* _THE EXERCISE_:
Pull every "Выписка" line out of the data below.

[START OF RECORDS SHOWN]

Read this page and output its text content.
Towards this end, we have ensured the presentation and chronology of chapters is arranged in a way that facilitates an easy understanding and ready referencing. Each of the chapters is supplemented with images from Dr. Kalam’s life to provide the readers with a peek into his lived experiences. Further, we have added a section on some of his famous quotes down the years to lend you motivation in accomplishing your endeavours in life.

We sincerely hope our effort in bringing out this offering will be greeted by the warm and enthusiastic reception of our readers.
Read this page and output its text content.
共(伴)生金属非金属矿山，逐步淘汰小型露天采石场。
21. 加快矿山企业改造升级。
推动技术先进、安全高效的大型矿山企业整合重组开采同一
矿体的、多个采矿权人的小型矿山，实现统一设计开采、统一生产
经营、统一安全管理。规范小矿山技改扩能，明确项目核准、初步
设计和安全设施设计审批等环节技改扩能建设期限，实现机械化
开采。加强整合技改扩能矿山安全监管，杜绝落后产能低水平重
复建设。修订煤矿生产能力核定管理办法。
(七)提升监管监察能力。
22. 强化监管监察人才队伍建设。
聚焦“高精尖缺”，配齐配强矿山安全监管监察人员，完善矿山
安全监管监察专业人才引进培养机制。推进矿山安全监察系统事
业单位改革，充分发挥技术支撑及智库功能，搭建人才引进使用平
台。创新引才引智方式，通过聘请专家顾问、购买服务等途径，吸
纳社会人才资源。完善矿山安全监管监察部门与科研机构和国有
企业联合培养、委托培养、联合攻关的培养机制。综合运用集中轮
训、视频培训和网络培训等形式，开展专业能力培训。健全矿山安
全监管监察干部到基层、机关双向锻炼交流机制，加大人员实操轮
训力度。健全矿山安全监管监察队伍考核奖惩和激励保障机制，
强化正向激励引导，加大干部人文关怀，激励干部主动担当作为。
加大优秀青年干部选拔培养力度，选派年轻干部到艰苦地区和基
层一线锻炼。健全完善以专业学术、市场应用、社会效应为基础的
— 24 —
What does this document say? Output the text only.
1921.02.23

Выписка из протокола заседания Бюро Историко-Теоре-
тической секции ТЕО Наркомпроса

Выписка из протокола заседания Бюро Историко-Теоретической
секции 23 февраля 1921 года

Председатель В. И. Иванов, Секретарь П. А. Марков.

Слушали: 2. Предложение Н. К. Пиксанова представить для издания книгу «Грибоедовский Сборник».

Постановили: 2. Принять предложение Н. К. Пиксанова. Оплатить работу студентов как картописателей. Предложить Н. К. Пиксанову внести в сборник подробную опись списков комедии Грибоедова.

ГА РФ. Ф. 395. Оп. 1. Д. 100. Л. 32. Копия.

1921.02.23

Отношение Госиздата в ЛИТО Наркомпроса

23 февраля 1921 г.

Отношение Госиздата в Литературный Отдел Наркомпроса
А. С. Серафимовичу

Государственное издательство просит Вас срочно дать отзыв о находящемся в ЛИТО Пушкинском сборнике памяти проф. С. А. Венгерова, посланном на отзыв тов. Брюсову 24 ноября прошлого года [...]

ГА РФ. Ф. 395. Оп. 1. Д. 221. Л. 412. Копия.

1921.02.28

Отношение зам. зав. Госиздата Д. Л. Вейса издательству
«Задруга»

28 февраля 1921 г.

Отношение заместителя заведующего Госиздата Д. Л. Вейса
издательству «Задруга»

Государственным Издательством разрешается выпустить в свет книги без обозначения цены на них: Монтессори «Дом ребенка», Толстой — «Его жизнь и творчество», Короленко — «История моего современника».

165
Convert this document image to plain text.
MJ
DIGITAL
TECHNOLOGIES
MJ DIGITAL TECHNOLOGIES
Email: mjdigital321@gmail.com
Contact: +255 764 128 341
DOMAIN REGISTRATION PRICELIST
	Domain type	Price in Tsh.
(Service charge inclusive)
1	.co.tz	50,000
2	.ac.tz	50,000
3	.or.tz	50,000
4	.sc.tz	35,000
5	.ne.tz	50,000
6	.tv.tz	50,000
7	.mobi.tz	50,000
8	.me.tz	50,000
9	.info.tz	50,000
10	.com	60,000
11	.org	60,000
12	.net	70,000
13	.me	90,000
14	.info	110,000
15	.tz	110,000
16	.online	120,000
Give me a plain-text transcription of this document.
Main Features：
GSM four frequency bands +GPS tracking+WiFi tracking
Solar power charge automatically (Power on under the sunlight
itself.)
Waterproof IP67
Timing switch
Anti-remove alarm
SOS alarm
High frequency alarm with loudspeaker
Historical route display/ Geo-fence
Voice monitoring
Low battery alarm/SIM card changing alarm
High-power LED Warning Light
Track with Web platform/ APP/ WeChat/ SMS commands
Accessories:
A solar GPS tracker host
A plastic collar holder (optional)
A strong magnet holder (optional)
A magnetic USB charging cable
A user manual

[END OF RECORDS SHOWN]

* _FINAL RESULT_:
Выписка из протокола заседания Бюро Историко-Теоре-
Выписка из протокола заседания Бюро Историко-Теоретической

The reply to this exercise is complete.